• What you will do: Each line containing the word "ffffff" must be reported.
--- Begin ---
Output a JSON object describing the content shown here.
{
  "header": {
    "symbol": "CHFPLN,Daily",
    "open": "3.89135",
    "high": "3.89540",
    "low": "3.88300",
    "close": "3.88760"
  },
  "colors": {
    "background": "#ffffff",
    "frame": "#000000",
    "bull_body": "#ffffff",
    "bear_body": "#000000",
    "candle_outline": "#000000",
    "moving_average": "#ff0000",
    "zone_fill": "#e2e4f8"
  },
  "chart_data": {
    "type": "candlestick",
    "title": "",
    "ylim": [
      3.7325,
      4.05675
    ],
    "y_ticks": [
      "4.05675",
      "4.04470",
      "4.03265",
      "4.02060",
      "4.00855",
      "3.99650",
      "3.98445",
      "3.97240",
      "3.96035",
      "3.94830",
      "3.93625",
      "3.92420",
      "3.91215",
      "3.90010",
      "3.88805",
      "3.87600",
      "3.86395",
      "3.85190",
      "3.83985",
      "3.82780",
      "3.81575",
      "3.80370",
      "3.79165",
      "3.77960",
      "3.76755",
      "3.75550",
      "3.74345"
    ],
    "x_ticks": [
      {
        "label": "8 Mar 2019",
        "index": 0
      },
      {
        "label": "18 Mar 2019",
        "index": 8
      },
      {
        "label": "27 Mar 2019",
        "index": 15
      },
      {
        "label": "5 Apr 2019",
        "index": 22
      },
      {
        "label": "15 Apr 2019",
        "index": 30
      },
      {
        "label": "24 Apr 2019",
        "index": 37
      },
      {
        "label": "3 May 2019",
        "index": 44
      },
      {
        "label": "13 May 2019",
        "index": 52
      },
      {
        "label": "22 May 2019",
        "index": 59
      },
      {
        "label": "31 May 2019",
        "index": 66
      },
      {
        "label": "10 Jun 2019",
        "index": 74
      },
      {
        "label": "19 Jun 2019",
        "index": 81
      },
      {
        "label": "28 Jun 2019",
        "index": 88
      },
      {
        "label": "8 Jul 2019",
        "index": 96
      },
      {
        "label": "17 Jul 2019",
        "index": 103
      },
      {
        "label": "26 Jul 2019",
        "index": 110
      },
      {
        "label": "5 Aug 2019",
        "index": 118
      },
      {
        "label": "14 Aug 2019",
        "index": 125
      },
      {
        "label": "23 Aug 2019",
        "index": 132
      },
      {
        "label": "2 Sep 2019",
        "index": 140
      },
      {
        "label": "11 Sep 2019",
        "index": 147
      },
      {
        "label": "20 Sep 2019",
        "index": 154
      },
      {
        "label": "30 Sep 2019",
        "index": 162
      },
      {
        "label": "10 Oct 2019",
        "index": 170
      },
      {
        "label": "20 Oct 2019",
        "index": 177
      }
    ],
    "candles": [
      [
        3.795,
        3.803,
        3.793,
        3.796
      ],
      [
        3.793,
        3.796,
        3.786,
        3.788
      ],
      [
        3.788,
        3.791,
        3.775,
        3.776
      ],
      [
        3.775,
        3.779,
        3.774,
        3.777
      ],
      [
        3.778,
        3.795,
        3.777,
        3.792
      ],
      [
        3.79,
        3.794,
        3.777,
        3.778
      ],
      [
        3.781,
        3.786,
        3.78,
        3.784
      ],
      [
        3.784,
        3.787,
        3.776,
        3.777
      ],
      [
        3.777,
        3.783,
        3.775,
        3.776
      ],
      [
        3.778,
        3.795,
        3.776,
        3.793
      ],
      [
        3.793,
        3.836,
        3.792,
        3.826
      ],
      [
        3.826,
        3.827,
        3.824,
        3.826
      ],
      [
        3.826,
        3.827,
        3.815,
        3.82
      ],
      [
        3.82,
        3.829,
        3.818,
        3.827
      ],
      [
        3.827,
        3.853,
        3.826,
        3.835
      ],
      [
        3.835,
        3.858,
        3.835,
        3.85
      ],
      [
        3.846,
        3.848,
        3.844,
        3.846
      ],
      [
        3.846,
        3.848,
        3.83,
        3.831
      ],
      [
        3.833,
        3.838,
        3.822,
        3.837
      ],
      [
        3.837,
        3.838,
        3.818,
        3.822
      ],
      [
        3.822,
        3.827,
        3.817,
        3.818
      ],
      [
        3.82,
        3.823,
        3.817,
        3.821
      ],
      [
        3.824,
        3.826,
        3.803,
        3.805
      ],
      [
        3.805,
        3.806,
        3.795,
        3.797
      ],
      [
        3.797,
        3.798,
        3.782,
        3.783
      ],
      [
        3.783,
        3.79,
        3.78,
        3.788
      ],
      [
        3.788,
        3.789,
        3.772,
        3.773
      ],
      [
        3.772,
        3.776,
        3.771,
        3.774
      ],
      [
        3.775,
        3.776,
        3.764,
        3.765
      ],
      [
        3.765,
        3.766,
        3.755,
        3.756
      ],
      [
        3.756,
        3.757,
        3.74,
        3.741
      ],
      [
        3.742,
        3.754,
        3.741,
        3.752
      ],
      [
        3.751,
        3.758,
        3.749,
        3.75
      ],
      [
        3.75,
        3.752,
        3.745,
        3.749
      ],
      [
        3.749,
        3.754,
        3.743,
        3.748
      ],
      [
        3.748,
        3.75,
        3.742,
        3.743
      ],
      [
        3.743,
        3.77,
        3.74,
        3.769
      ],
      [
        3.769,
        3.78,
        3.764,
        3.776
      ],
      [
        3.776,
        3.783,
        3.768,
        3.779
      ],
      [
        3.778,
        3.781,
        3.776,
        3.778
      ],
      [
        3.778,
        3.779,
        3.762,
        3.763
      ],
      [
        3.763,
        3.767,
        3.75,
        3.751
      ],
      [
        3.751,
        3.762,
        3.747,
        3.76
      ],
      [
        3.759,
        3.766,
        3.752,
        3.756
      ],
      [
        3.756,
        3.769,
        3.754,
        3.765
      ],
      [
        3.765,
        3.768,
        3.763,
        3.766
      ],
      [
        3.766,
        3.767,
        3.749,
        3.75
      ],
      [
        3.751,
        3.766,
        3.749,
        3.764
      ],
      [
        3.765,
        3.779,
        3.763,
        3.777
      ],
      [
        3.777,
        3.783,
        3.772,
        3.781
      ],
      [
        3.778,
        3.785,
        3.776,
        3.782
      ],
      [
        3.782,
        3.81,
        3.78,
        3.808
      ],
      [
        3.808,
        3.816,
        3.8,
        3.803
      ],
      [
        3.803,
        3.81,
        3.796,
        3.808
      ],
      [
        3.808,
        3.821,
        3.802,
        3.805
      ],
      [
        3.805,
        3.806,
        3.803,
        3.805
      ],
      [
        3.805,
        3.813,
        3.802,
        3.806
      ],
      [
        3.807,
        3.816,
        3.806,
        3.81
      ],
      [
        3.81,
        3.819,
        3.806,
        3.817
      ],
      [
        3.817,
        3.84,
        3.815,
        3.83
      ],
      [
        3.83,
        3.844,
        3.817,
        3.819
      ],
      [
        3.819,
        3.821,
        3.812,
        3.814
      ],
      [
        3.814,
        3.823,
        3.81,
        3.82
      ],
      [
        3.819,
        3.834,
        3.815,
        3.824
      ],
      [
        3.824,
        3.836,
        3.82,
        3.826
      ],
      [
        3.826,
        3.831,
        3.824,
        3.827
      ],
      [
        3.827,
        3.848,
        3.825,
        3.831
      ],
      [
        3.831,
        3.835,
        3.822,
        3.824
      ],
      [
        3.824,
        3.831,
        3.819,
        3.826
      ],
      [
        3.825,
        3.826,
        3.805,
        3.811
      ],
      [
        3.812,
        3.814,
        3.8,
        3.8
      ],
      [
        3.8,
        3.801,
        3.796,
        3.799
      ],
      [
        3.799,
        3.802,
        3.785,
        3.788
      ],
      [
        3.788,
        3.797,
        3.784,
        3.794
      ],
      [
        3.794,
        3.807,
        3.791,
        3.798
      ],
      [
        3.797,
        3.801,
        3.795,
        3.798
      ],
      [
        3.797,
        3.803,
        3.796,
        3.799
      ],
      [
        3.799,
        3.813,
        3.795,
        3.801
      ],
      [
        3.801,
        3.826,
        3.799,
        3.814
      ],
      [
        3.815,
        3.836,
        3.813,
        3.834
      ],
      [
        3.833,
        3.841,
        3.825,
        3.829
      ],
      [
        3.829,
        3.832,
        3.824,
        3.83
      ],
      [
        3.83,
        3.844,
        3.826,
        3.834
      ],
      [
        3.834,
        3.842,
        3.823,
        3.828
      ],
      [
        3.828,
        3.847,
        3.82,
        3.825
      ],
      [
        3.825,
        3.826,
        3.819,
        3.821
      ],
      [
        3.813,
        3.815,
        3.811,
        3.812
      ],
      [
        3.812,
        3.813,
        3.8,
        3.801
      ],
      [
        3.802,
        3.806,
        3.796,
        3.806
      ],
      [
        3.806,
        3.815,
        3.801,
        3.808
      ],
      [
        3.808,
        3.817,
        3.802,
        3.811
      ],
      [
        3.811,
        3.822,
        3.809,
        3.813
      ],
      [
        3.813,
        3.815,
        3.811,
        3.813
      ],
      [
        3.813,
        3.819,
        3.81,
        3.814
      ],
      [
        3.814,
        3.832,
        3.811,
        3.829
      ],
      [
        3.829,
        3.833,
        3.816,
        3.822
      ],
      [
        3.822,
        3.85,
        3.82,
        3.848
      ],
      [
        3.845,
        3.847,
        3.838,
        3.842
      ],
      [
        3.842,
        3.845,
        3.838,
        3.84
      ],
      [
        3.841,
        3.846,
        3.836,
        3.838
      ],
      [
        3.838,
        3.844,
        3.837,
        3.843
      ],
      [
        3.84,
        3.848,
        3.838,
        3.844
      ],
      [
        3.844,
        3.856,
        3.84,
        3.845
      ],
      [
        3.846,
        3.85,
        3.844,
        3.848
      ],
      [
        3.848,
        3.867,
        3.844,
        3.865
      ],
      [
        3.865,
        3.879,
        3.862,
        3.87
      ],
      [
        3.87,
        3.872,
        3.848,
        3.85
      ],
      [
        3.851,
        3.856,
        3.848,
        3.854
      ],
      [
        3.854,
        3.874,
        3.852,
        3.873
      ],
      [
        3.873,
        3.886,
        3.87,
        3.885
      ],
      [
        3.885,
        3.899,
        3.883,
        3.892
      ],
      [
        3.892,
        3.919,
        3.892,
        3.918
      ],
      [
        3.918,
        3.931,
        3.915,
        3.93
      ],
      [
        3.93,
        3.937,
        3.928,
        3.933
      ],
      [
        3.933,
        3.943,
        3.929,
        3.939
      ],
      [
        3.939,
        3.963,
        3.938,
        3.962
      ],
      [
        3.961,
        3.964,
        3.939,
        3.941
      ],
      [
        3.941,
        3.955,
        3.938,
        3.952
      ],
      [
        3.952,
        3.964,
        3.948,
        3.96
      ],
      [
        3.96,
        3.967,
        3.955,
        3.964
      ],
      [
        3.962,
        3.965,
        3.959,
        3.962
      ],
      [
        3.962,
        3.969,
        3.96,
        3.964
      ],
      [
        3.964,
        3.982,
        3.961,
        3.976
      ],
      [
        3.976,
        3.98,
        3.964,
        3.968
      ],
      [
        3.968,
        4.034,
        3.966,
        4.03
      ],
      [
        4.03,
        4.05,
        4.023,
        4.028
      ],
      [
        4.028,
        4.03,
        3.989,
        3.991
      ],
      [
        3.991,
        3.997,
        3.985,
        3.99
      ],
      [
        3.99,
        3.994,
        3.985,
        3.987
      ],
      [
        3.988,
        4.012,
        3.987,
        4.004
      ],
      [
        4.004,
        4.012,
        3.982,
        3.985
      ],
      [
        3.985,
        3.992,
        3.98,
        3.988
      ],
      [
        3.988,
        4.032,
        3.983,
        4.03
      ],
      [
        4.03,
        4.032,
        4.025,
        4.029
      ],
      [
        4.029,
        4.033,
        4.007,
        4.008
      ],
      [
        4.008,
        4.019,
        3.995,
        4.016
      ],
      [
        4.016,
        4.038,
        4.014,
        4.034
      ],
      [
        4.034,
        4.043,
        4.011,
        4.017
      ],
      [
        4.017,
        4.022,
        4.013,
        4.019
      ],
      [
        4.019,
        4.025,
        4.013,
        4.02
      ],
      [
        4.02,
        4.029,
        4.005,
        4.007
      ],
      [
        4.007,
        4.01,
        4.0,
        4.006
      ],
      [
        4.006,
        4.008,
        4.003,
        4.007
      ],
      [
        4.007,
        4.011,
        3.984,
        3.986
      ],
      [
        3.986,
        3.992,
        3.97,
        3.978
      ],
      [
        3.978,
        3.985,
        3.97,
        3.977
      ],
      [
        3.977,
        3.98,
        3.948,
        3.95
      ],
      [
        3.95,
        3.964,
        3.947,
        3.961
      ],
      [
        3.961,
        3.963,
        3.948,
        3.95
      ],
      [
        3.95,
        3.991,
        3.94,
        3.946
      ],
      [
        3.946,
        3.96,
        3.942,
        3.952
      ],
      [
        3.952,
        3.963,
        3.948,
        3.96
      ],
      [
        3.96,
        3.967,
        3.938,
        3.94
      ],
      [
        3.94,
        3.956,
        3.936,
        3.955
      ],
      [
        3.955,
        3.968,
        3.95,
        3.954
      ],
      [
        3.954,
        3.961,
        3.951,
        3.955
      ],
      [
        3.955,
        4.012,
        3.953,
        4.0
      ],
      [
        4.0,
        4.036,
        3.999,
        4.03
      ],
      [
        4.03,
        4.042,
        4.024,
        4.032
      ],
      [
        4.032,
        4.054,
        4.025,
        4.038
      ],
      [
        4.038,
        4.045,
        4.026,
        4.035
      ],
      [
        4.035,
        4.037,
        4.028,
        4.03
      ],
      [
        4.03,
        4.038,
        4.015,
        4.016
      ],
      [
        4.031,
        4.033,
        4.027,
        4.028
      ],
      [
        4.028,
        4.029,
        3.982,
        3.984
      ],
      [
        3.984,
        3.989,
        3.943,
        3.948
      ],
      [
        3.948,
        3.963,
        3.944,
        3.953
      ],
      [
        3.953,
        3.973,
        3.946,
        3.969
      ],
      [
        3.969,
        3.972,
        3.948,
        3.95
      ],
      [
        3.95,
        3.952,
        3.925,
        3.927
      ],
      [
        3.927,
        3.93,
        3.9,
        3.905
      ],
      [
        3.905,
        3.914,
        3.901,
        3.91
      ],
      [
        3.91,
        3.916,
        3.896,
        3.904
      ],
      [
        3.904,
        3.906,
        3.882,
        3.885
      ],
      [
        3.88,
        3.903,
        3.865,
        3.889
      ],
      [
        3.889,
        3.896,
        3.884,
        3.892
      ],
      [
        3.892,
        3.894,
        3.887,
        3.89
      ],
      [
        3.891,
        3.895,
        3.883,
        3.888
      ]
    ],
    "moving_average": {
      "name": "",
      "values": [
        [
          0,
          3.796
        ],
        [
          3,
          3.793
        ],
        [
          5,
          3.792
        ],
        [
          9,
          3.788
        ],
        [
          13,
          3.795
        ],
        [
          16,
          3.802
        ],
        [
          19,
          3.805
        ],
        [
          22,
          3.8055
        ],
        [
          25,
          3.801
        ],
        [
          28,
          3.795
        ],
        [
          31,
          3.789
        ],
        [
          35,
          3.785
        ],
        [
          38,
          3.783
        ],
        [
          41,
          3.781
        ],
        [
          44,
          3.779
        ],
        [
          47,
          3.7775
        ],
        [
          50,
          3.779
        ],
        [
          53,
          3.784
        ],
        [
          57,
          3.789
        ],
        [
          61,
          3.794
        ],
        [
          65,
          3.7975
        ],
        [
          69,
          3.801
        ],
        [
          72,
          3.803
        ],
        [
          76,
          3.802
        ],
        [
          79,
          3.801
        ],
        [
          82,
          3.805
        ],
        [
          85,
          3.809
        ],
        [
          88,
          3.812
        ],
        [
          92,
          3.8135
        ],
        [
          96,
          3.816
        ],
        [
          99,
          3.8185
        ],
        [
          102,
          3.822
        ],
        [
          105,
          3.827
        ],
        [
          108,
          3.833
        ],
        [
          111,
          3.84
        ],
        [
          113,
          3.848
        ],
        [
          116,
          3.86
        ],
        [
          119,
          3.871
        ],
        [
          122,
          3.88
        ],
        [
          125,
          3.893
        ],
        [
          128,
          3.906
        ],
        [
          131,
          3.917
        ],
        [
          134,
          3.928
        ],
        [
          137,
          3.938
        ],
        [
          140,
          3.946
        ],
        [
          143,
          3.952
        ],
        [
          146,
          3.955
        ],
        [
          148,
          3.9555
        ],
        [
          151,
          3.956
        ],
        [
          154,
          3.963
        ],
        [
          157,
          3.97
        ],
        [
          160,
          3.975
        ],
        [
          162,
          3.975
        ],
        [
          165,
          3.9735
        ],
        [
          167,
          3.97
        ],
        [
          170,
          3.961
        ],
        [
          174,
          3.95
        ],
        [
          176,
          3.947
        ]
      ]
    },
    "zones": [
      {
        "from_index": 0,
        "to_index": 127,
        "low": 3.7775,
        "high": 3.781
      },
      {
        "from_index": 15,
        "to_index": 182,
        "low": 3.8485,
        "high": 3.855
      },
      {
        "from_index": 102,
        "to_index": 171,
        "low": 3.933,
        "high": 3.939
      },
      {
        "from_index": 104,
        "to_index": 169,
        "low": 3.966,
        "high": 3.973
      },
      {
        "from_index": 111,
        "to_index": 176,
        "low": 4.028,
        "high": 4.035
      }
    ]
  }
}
--- End ---
• Answer to this problem:
    "background": "#ffffff",
    "bull_body": "#ffffff",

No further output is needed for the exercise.